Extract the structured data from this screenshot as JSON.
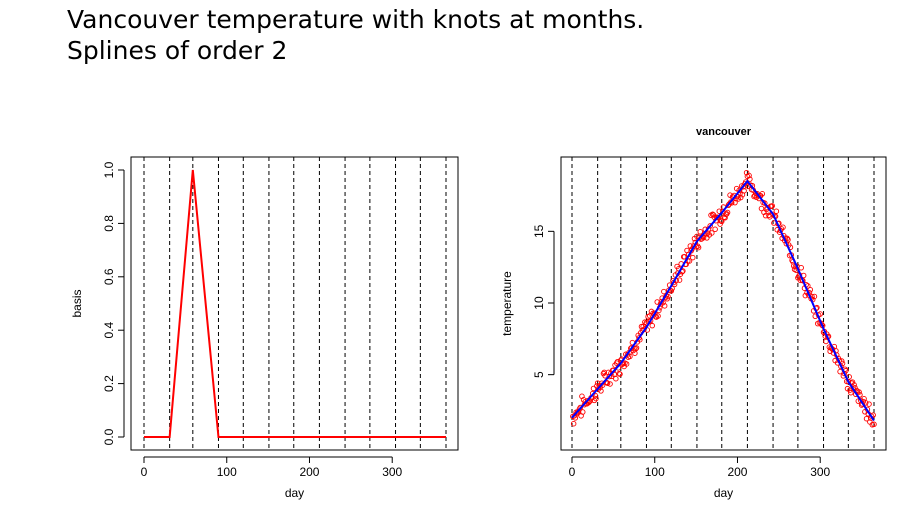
{
  "page": {
    "title_line1": "Vancouver temperature with knots at months.",
    "title_line2": "Splines of order 2"
  },
  "chart_data": [
    {
      "type": "line",
      "title": "",
      "xlabel": "day",
      "ylabel": "basis",
      "xlim": [
        0,
        365
      ],
      "ylim": [
        0,
        1
      ],
      "x_ticks": [
        0,
        100,
        200,
        300
      ],
      "y_ticks": [
        0.0,
        0.2,
        0.4,
        0.6,
        0.8,
        1.0
      ],
      "y_tick_labels": [
        "0.0",
        "0.2",
        "0.4",
        "0.6",
        "0.8",
        "1.0"
      ],
      "knots": [
        0,
        31,
        59,
        90,
        120,
        151,
        181,
        212,
        243,
        273,
        304,
        334,
        365
      ],
      "series": [
        {
          "color": "#ff0000",
          "x": [
            0,
            31,
            59,
            90,
            365
          ],
          "y": [
            0,
            0,
            1,
            0,
            0
          ]
        }
      ]
    },
    {
      "type": "scatter",
      "title": "vancouver",
      "xlabel": "day",
      "ylabel": "temperature",
      "xlim": [
        0,
        365
      ],
      "ylim": [
        1,
        19
      ],
      "x_ticks": [
        0,
        100,
        200,
        300
      ],
      "y_ticks": [
        5,
        10,
        15
      ],
      "knots": [
        0,
        31,
        59,
        90,
        120,
        151,
        181,
        212,
        243,
        273,
        304,
        334,
        365
      ],
      "points_color": "#ff0000",
      "fit_color": "#0000ff",
      "fit_x": [
        0,
        31,
        59,
        90,
        120,
        151,
        181,
        212,
        243,
        273,
        304,
        334,
        365
      ],
      "fit_y": [
        2.0,
        4.0,
        5.8,
        8.3,
        11.2,
        14.3,
        16.3,
        18.5,
        16.2,
        12.4,
        8.2,
        4.5,
        1.8
      ]
    }
  ]
}
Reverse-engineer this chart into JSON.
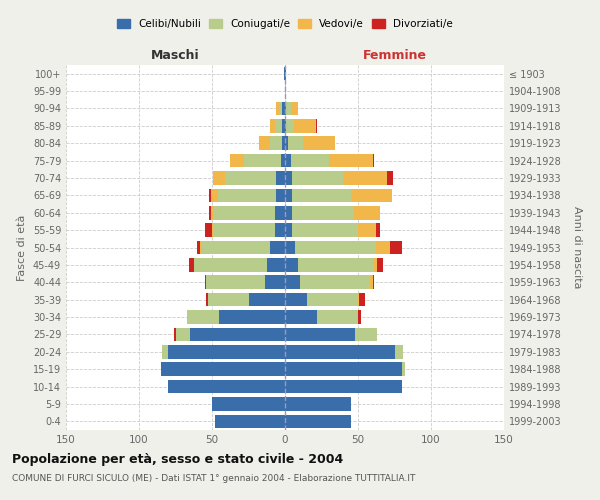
{
  "age_groups": [
    "0-4",
    "5-9",
    "10-14",
    "15-19",
    "20-24",
    "25-29",
    "30-34",
    "35-39",
    "40-44",
    "45-49",
    "50-54",
    "55-59",
    "60-64",
    "65-69",
    "70-74",
    "75-79",
    "80-84",
    "85-89",
    "90-94",
    "95-99",
    "100+"
  ],
  "birth_years": [
    "1999-2003",
    "1994-1998",
    "1989-1993",
    "1984-1988",
    "1979-1983",
    "1974-1978",
    "1969-1973",
    "1964-1968",
    "1959-1963",
    "1954-1958",
    "1949-1953",
    "1944-1948",
    "1939-1943",
    "1934-1938",
    "1929-1933",
    "1924-1928",
    "1919-1923",
    "1914-1918",
    "1909-1913",
    "1904-1908",
    "≤ 1903"
  ],
  "male": {
    "celibi": [
      48,
      50,
      80,
      85,
      80,
      65,
      45,
      25,
      14,
      12,
      10,
      7,
      7,
      6,
      6,
      3,
      2,
      2,
      2,
      0,
      1
    ],
    "coniugati": [
      0,
      0,
      0,
      0,
      4,
      10,
      22,
      28,
      40,
      50,
      47,
      42,
      42,
      40,
      35,
      25,
      8,
      5,
      2,
      0,
      0
    ],
    "vedovi": [
      0,
      0,
      0,
      0,
      0,
      0,
      0,
      0,
      0,
      0,
      1,
      1,
      2,
      5,
      8,
      10,
      8,
      3,
      2,
      0,
      0
    ],
    "divorziati": [
      0,
      0,
      0,
      0,
      0,
      1,
      0,
      1,
      1,
      4,
      2,
      5,
      1,
      1,
      0,
      0,
      0,
      0,
      0,
      0,
      0
    ]
  },
  "female": {
    "nubili": [
      45,
      45,
      80,
      80,
      75,
      48,
      22,
      15,
      10,
      9,
      7,
      5,
      5,
      5,
      5,
      4,
      2,
      1,
      1,
      0,
      1
    ],
    "coniugate": [
      0,
      0,
      0,
      2,
      6,
      15,
      28,
      35,
      48,
      52,
      55,
      45,
      42,
      40,
      35,
      26,
      10,
      5,
      3,
      0,
      0
    ],
    "vedove": [
      0,
      0,
      0,
      0,
      0,
      0,
      0,
      1,
      2,
      2,
      10,
      12,
      18,
      28,
      30,
      30,
      22,
      15,
      5,
      1,
      0
    ],
    "divorziate": [
      0,
      0,
      0,
      0,
      0,
      0,
      2,
      4,
      1,
      4,
      8,
      3,
      0,
      0,
      4,
      1,
      0,
      1,
      0,
      0,
      0
    ]
  },
  "colors": {
    "celibi": "#3a6eaa",
    "coniugati": "#b8cc8c",
    "vedovi": "#f2b74b",
    "divorziati": "#cc2222"
  },
  "title": "Popolazione per età, sesso e stato civile - 2004",
  "subtitle": "COMUNE DI FURCI SICULO (ME) - Dati ISTAT 1° gennaio 2004 - Elaborazione TUTTITALIA.IT",
  "xlabel_left": "Maschi",
  "xlabel_right": "Femmine",
  "ylabel_left": "Fasce di età",
  "ylabel_right": "Anni di nascita",
  "xlim": 150,
  "bg_color": "#f0f0eb",
  "plot_bg": "#ffffff",
  "legend_labels": [
    "Celibi/Nubili",
    "Coniugati/e",
    "Vedovi/e",
    "Divorziati/e"
  ]
}
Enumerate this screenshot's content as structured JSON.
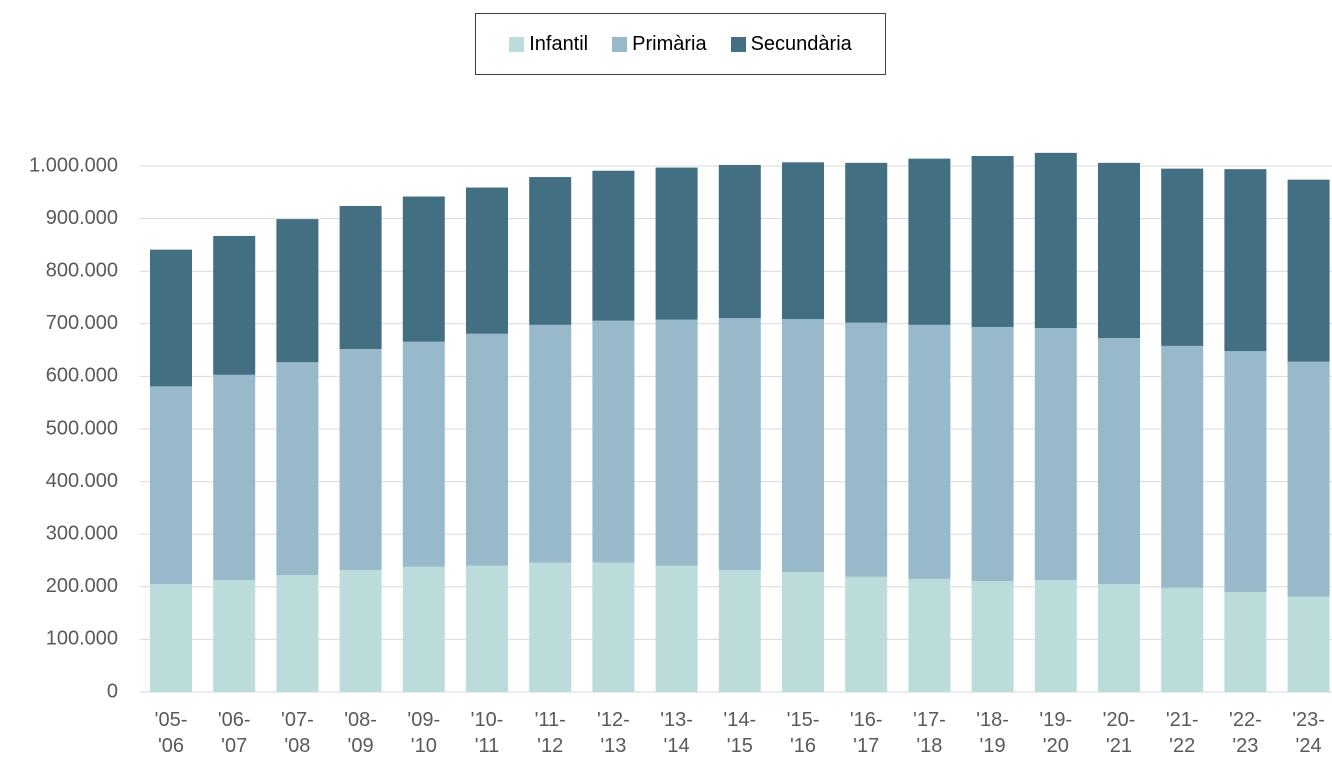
{
  "chart_data": {
    "type": "stacked_bar",
    "categories": [
      "'05- '06",
      "'06- '07",
      "'07- '08",
      "'08- '09",
      "'09- '10",
      "'10- '11",
      "'11- '12",
      "'12- '13",
      "'13- '14",
      "'14- '15",
      "'15- '16",
      "'16- '17",
      "'17- '18",
      "'18- '19",
      "'19- '20",
      "'20- '21",
      "'21- '22",
      "'22- '23",
      "'23- '24"
    ],
    "series": [
      {
        "name": "Infantil",
        "color": "#bcdcdc",
        "values": [
          205000,
          213000,
          222000,
          232000,
          238000,
          240000,
          246000,
          246000,
          240000,
          232000,
          228000,
          219000,
          215000,
          211000,
          213000,
          205000,
          198000,
          190000,
          181000
        ]
      },
      {
        "name": "Primària",
        "color": "#97b9c9",
        "values": [
          376000,
          390000,
          405000,
          420000,
          428000,
          441000,
          452000,
          460000,
          468000,
          479000,
          481000,
          483000,
          483000,
          483000,
          479000,
          468000,
          460000,
          458000,
          447000
        ]
      },
      {
        "name": "Secundària",
        "color": "#426f82",
        "values": [
          260000,
          264000,
          272000,
          272000,
          276000,
          278000,
          281000,
          285000,
          289000,
          291000,
          298000,
          304000,
          316000,
          325000,
          333000,
          333000,
          337000,
          346000,
          346000
        ]
      }
    ],
    "ylim": [
      0,
      1000000
    ],
    "yticks": [
      0,
      {
        "value": 100000,
        "label": "100.000"
      },
      {
        "value": 200000,
        "label": "200.000"
      },
      {
        "value": 300000,
        "label": "300.000"
      },
      {
        "value": 400000,
        "label": "400.000"
      },
      {
        "value": 500000,
        "label": "500.000"
      },
      {
        "value": 600000,
        "label": "600.000"
      },
      {
        "value": 700000,
        "label": "700.000"
      },
      {
        "value": 800000,
        "label": "800.000"
      },
      {
        "value": 900000,
        "label": "900.000"
      },
      {
        "value": 1000000,
        "label": "1.000.000"
      }
    ],
    "grid": true,
    "legend": "top"
  }
}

=== Stated problem ===
Take the records above and transcribe them exactly, dropping every picture.

=== The result ===
Extract the structured data from this screenshot as JSON.
{
  "page": {
    "title_line1": "Vancouver temperature with knots at months.",
    "title_line2": "Splines of order 2"
  },
  "chart_data": [
    {
      "type": "line",
      "title": "",
      "xlabel": "day",
      "ylabel": "basis",
      "xlim": [
        0,
        365
      ],
      "ylim": [
        0,
        1
      ],
      "x_ticks": [
        0,
        100,
        200,
        300
      ],
      "y_ticks": [
        0.0,
        0.2,
        0.4,
        0.6,
        0.8,
        1.0
      ],
      "y_tick_labels": [
        "0.0",
        "0.2",
        "0.4",
        "0.6",
        "0.8",
        "1.0"
      ],
      "knots": [
        0,
        31,
        59,
        90,
        120,
        151,
        181,
        212,
        243,
        273,
        304,
        334,
        365
      ],
      "series": [
        {
          "color": "#ff0000",
          "x": [
            0,
            31,
            59,
            90,
            365
          ],
          "y": [
            0,
            0,
            1,
            0,
            0
          ]
        }
      ]
    },
    {
      "type": "scatter",
      "title": "vancouver",
      "xlabel": "day",
      "ylabel": "temperature",
      "xlim": [
        0,
        365
      ],
      "ylim": [
        1,
        19
      ],
      "x_ticks": [
        0,
        100,
        200,
        300
      ],
      "y_ticks": [
        5,
        10,
        15
      ],
      "knots": [
        0,
        31,
        59,
        90,
        120,
        151,
        181,
        212,
        243,
        273,
        304,
        334,
        365
      ],
      "points_color": "#ff0000",
      "fit_color": "#0000ff",
      "fit_x": [
        0,
        31,
        59,
        90,
        120,
        151,
        181,
        212,
        243,
        273,
        304,
        334,
        365
      ],
      "fit_y": [
        2.0,
        4.0,
        5.8,
        8.3,
        11.2,
        14.3,
        16.3,
        18.5,
        16.2,
        12.4,
        8.2,
        4.5,
        1.8
      ]
    }
  ]
}
Reverse-engineer this chart into JSON.
{
  "age_groups": [
    "0-4",
    "5-9",
    "10-14",
    "15-19",
    "20-24",
    "25-29",
    "30-34",
    "35-39",
    "40-44",
    "45-49",
    "50-54",
    "55-59",
    "60-64",
    "65-69",
    "70-74",
    "75-79",
    "80-84",
    "85-89",
    "90-94",
    "95-99",
    "100+"
  ],
  "birth_years": [
    "1999-2003",
    "1994-1998",
    "1989-1993",
    "1984-1988",
    "1979-1983",
    "1974-1978",
    "1969-1973",
    "1964-1968",
    "1959-1963",
    "1954-1958",
    "1949-1953",
    "1944-1948",
    "1939-1943",
    "1934-1938",
    "1929-1933",
    "1924-1928",
    "1919-1923",
    "1914-1918",
    "1909-1913",
    "1904-1908",
    "≤ 1903"
  ],
  "male": {
    "celibi": [
      48,
      50,
      80,
      85,
      80,
      65,
      45,
      25,
      14,
      12,
      10,
      7,
      7,
      6,
      6,
      3,
      2,
      2,
      2,
      0,
      1
    ],
    "coniugati": [
      0,
      0,
      0,
      0,
      4,
      10,
      22,
      28,
      40,
      50,
      47,
      42,
      42,
      40,
      35,
      25,
      8,
      5,
      2,
      0,
      0
    ],
    "vedovi": [
      0,
      0,
      0,
      0,
      0,
      0,
      0,
      0,
      0,
      0,
      1,
      1,
      2,
      5,
      8,
      10,
      8,
      3,
      2,
      0,
      0
    ],
    "divorziati": [
      0,
      0,
      0,
      0,
      0,
      1,
      0,
      1,
      1,
      4,
      2,
      5,
      1,
      1,
      0,
      0,
      0,
      0,
      0,
      0,
      0
    ]
  },
  "female": {
    "nubili": [
      45,
      45,
      80,
      80,
      75,
      48,
      22,
      15,
      10,
      9,
      7,
      5,
      5,
      5,
      5,
      4,
      2,
      1,
      1,
      0,
      1
    ],
    "coniugate": [
      0,
      0,
      0,
      2,
      6,
      15,
      28,
      35,
      48,
      52,
      55,
      45,
      42,
      40,
      35,
      26,
      10,
      5,
      3,
      0,
      0
    ],
    "vedove": [
      0,
      0,
      0,
      0,
      0,
      0,
      0,
      1,
      2,
      2,
      10,
      12,
      18,
      28,
      30,
      30,
      22,
      15,
      5,
      1,
      0
    ],
    "divorziate": [
      0,
      0,
      0,
      0,
      0,
      0,
      2,
      4,
      1,
      4,
      8,
      3,
      0,
      0,
      4,
      1,
      0,
      1,
      0,
      0,
      0
    ]
  },
  "colors": {
    "celibi": "#3a6eaa",
    "coniugati": "#b8cc8c",
    "vedovi": "#f2b74b",
    "divorziati": "#cc2222"
  },
  "title": "Popolazione per età, sesso e stato civile - 2004",
  "subtitle": "COMUNE DI FURCI SICULO (ME) - Dati ISTAT 1° gennaio 2004 - Elaborazione TUTTITALIA.IT",
  "xlabel_left": "Maschi",
  "xlabel_right": "Femmine",
  "ylabel_left": "Fasce di età",
  "ylabel_right": "Anni di nascita",
  "xlim": 150,
  "bg_color": "#f0f0eb",
  "plot_bg": "#ffffff",
  "legend_labels": [
    "Celibi/Nubili",
    "Coniugati/e",
    "Vedovi/e",
    "Divorziati/e"
  ]
}
Enumerate this screenshot's content as structured JSON.
{
  "chart_data": {
    "type": "stacked_bar",
    "categories": [
      "'05- '06",
      "'06- '07",
      "'07- '08",
      "'08- '09",
      "'09- '10",
      "'10- '11",
      "'11- '12",
      "'12- '13",
      "'13- '14",
      "'14- '15",
      "'15- '16",
      "'16- '17",
      "'17- '18",
      "'18- '19",
      "'19- '20",
      "'20- '21",
      "'21- '22",
      "'22- '23",
      "'23- '24"
    ],
    "series": [
      {
        "name": "Infantil",
        "color": "#bcdcdc",
        "values": [
          205000,
          213000,
          222000,
          232000,
          238000,
          240000,
          246000,
          246000,
          240000,
          232000,
          228000,
          219000,
          215000,
          211000,
          213000,
          205000,
          198000,
          190000,
          181000
        ]
      },
      {
        "name": "Primària",
        "color": "#97b9c9",
        "values": [
          376000,
          390000,
          405000,
          420000,
          428000,
          441000,
          452000,
          460000,
          468000,
          479000,
          481000,
          483000,
          483000,
          483000,
          479000,
          468000,
          460000,
          458000,
          447000
        ]
      },
      {
        "name": "Secundària",
        "color": "#426f82",
        "values": [
          260000,
          264000,
          272000,
          272000,
          276000,
          278000,
          281000,
          285000,
          289000,
          291000,
          298000,
          304000,
          316000,
          325000,
          333000,
          333000,
          337000,
          346000,
          346000
        ]
      }
    ],
    "ylim": [
      0,
      1000000
    ],
    "yticks": [
      0,
      {
        "value": 100000,
        "label": "100.000"
      },
      {
        "value": 200000,
        "label": "200.000"
      },
      {
        "value": 300000,
        "label": "300.000"
      },
      {
        "value": 400000,
        "label": "400.000"
      },
      {
        "value": 500000,
        "label": "500.000"
      },
      {
        "value": 600000,
        "label": "600.000"
      },
      {
        "value": 700000,
        "label": "700.000"
      },
      {
        "value": 800000,
        "label": "800.000"
      },
      {
        "value": 900000,
        "label": "900.000"
      },
      {
        "value": 1000000,
        "label": "1.000.000"
      }
    ],
    "grid": true,
    "legend": "top"
  }
}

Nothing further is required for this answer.